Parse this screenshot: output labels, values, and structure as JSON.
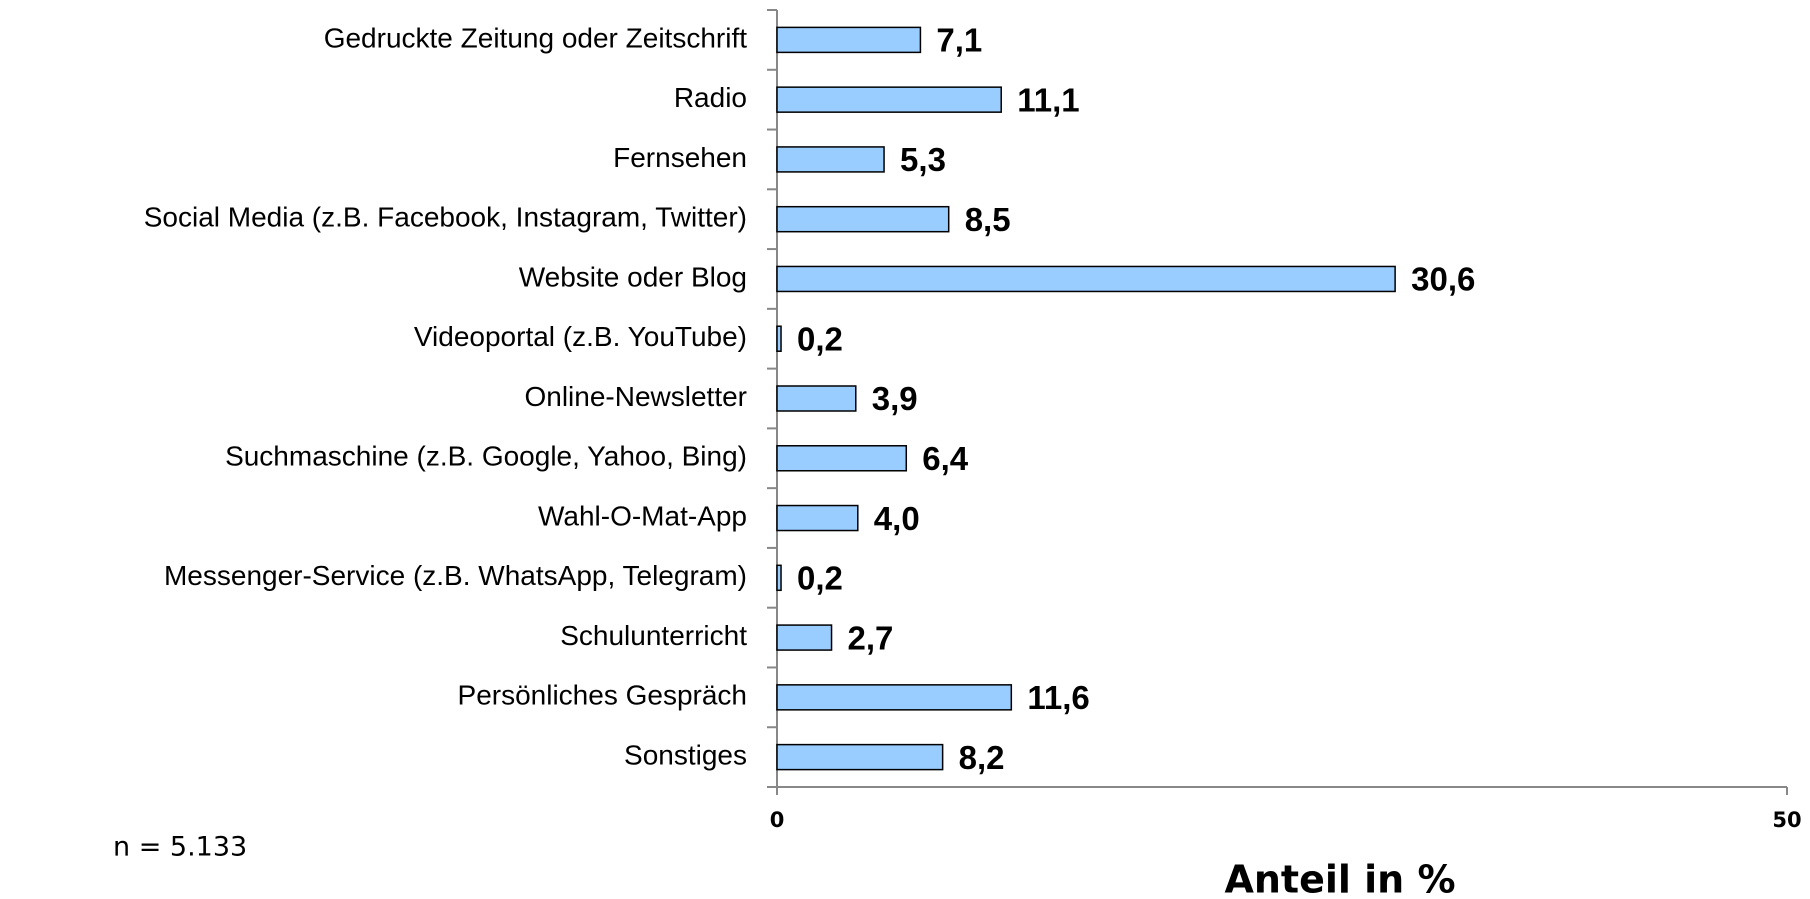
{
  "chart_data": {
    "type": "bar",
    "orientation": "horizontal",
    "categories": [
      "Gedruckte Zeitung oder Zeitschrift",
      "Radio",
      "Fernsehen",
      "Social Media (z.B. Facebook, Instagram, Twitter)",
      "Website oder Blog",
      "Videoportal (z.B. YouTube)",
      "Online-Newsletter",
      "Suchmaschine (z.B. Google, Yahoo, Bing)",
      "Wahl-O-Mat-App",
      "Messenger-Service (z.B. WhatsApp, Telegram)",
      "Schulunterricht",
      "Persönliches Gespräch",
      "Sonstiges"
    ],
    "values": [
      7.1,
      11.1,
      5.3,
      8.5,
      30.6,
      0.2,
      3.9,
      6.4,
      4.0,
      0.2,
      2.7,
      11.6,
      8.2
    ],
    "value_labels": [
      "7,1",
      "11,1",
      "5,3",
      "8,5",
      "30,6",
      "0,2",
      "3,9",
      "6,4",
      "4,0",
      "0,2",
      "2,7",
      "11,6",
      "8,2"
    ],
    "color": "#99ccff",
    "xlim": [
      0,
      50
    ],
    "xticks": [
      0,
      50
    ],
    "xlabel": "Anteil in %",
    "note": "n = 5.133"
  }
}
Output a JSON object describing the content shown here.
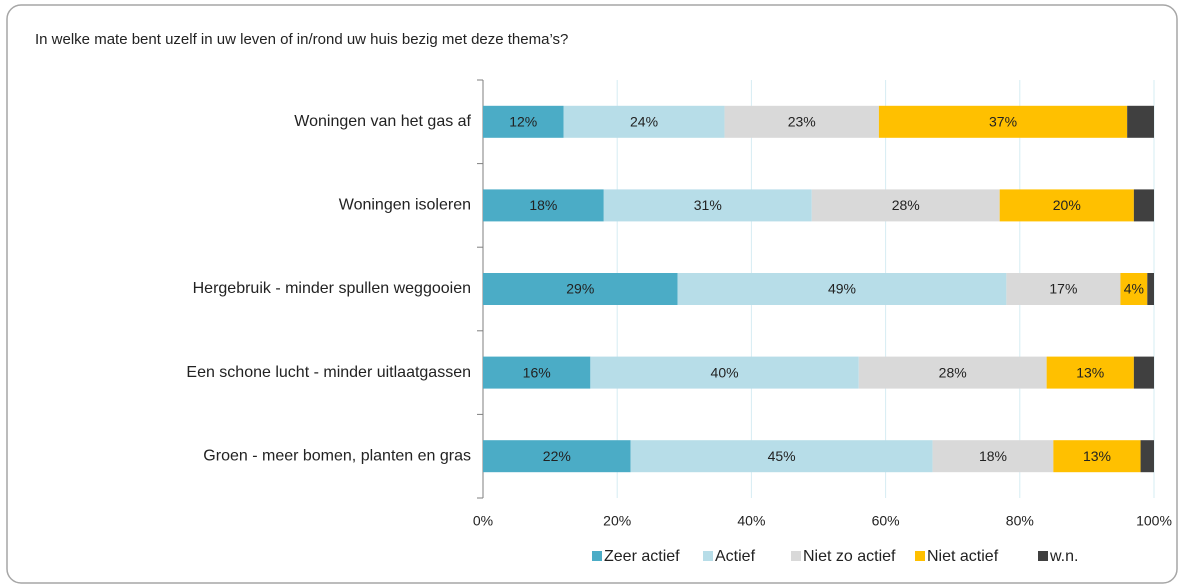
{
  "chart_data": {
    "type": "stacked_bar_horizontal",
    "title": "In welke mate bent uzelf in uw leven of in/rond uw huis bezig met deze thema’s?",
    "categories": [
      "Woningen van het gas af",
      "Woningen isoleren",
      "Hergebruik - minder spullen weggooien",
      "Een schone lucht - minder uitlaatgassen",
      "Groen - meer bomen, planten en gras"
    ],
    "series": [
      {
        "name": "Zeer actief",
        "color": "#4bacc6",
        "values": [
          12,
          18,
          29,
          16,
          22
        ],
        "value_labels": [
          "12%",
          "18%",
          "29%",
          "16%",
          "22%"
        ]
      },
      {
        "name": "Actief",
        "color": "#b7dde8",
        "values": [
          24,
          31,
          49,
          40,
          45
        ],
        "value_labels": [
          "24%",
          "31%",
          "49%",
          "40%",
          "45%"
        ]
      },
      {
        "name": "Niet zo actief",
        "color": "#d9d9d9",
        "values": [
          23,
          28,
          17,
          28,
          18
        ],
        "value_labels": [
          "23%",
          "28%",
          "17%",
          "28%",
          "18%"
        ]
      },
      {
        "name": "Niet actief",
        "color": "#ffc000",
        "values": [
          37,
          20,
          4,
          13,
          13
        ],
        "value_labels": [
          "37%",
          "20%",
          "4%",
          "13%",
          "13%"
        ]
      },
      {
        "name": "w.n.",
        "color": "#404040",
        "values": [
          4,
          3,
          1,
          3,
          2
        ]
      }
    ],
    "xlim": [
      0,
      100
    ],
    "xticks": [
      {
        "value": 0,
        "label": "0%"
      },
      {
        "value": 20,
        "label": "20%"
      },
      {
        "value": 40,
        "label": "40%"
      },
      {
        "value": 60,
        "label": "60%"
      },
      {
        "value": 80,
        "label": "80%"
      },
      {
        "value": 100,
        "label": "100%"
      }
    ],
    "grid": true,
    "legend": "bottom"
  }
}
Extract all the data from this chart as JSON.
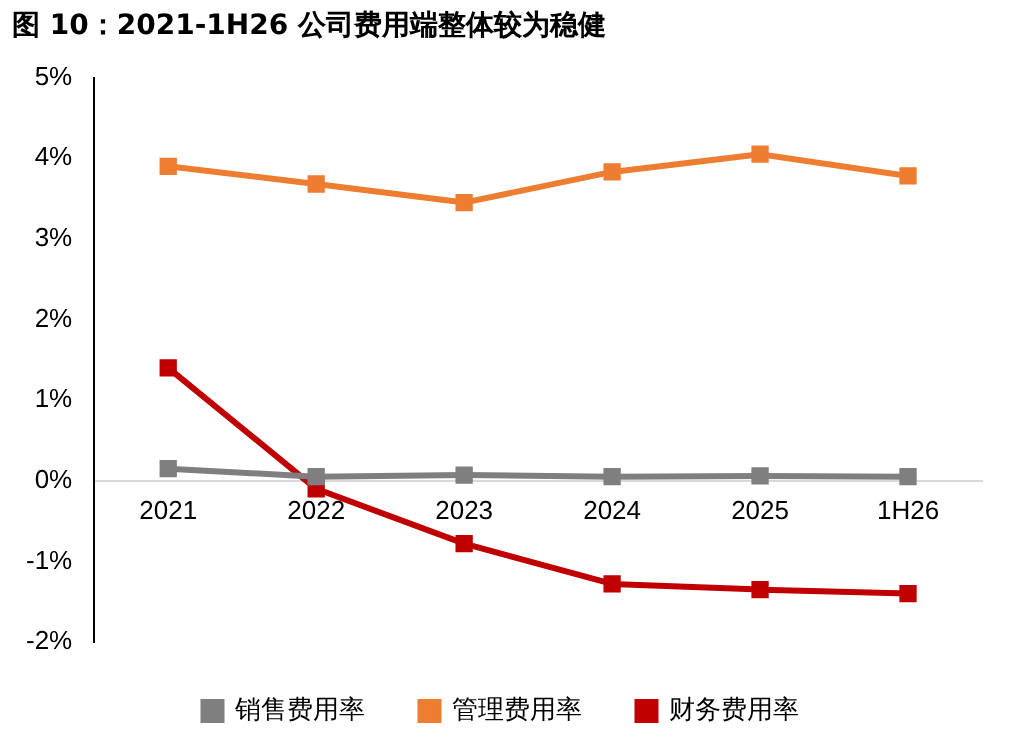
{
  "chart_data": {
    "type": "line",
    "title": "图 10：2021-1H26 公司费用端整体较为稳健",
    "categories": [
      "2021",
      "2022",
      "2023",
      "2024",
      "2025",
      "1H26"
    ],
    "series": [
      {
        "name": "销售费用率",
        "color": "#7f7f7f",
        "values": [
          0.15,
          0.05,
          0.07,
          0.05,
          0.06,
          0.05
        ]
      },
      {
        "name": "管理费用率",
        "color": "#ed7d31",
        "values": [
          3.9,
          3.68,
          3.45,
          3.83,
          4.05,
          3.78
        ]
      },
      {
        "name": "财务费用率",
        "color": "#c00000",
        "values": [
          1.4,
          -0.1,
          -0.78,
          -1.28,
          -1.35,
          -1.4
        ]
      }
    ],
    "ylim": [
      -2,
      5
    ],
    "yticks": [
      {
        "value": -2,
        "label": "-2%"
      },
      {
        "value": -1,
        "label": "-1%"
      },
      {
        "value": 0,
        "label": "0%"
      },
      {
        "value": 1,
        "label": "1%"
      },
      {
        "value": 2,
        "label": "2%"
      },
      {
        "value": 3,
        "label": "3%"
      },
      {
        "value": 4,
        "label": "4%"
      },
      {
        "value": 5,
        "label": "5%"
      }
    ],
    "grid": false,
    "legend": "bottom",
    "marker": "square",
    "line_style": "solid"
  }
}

§ **WORK TO BE COMPLETED**: Tally the lines of the records holding the word "name", then state only the tally.

§ **CORRECT RESULT**: 8